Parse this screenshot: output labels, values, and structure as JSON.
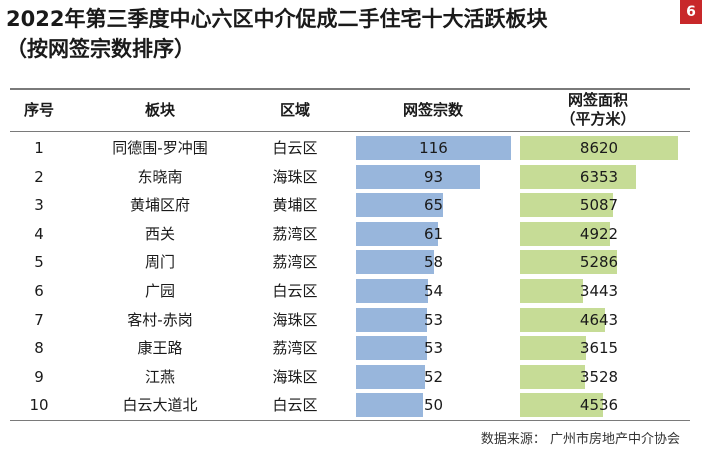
{
  "page_number": "6",
  "title_line1": "2022年第三季度中心六区中介促成二手住宅十大活跃板块",
  "title_line2": "（按网签宗数排序）",
  "source": "数据来源：  广州市房地产中介协会",
  "colors": {
    "blue_bar": "#98b6dc",
    "green_bar": "#c6dc96",
    "badge": "#c8282a"
  },
  "chart_data": {
    "type": "table",
    "headers": {
      "rank": "序号",
      "plate": "板块",
      "district": "区域",
      "count": "网签宗数",
      "area": "网签面积\n（平方米）"
    },
    "rows": [
      {
        "rank": "1",
        "plate": "同德围-罗冲围",
        "district": "白云区",
        "count": 116,
        "area": 8620
      },
      {
        "rank": "2",
        "plate": "东晓南",
        "district": "海珠区",
        "count": 93,
        "area": 6353
      },
      {
        "rank": "3",
        "plate": "黄埔区府",
        "district": "黄埔区",
        "count": 65,
        "area": 5087
      },
      {
        "rank": "4",
        "plate": "西关",
        "district": "荔湾区",
        "count": 61,
        "area": 4922
      },
      {
        "rank": "5",
        "plate": "周门",
        "district": "荔湾区",
        "count": 58,
        "area": 5286
      },
      {
        "rank": "6",
        "plate": "广园",
        "district": "白云区",
        "count": 54,
        "area": 3443
      },
      {
        "rank": "7",
        "plate": "客村-赤岗",
        "district": "海珠区",
        "count": 53,
        "area": 4643
      },
      {
        "rank": "8",
        "plate": "康王路",
        "district": "荔湾区",
        "count": 53,
        "area": 3615
      },
      {
        "rank": "9",
        "plate": "江燕",
        "district": "海珠区",
        "count": 52,
        "area": 3528
      },
      {
        "rank": "10",
        "plate": "白云大道北",
        "district": "白云区",
        "count": 50,
        "area": 4536
      }
    ],
    "count_max": 116,
    "area_max": 8620
  }
}
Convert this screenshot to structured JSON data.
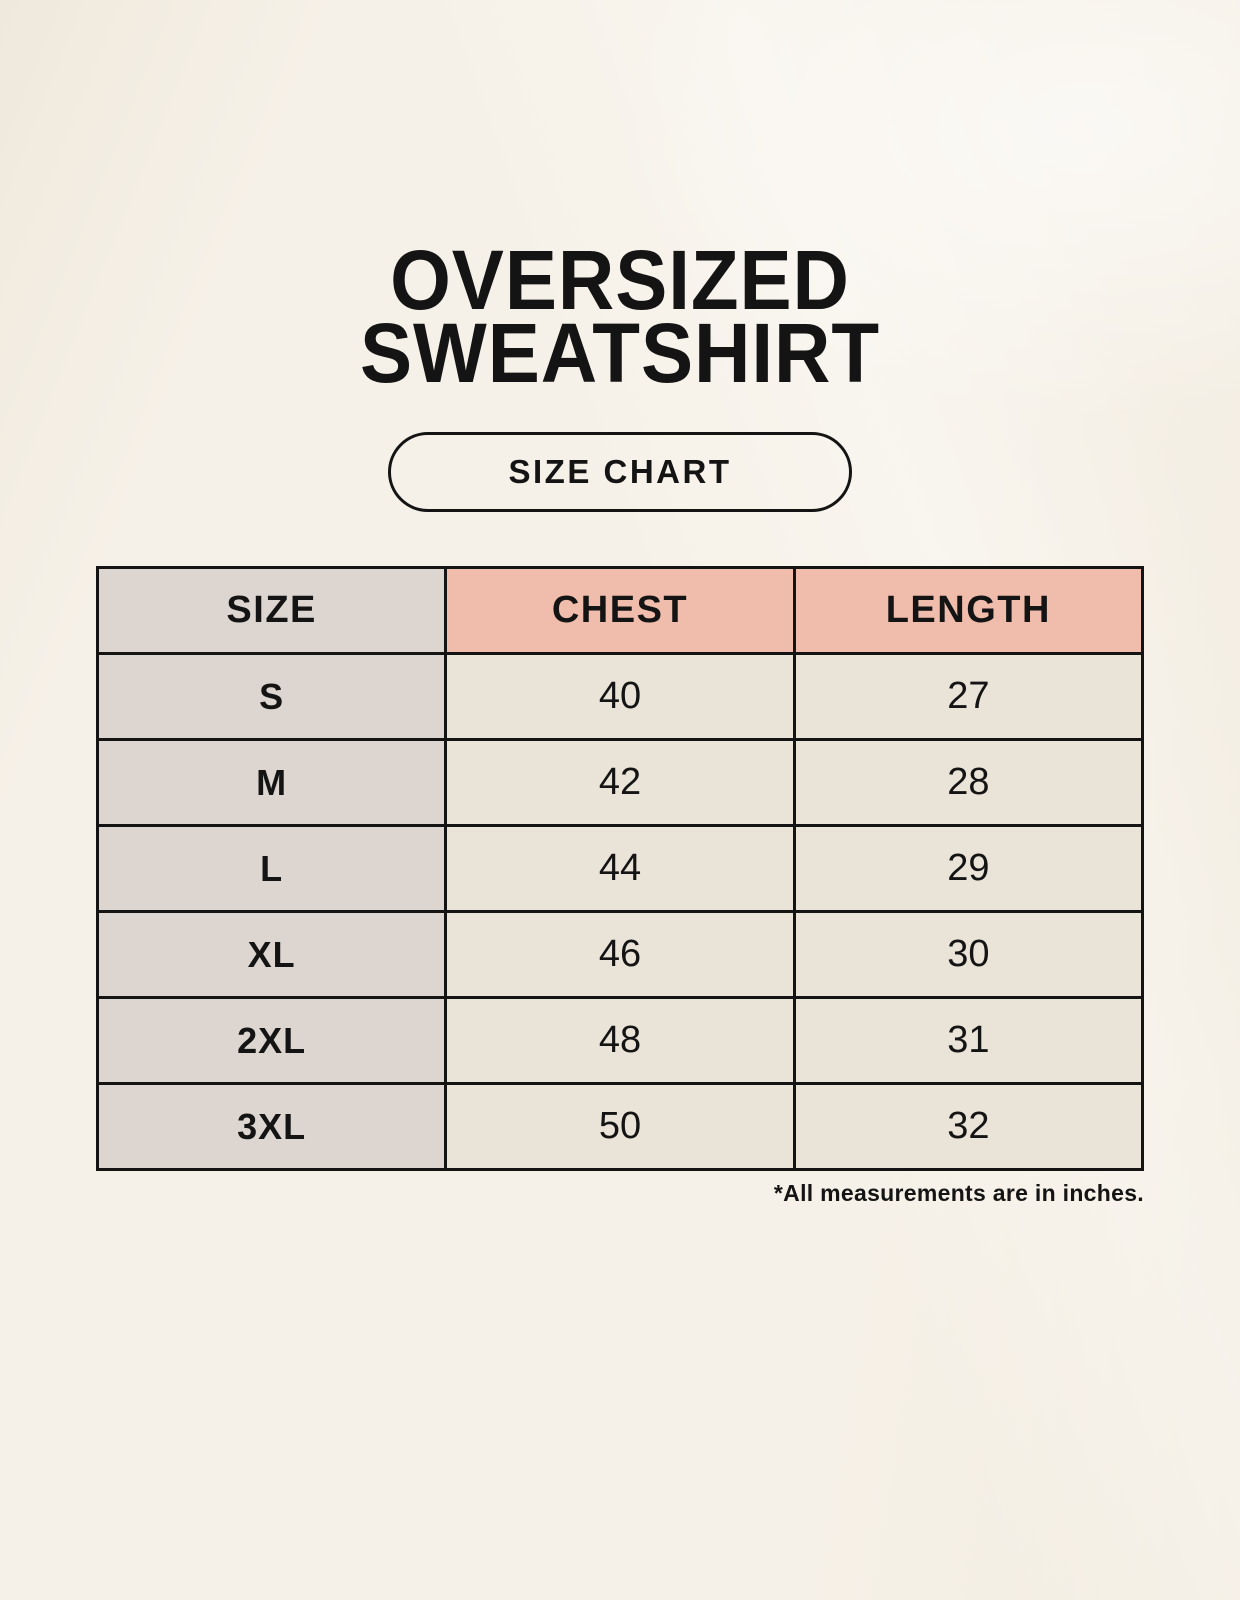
------------------------------
- **EXERCISE**
Check every line of the entries above for the word "screenshot" and report how many lines contain it, giving the number only.

- **EXPECTED ANSWER**
2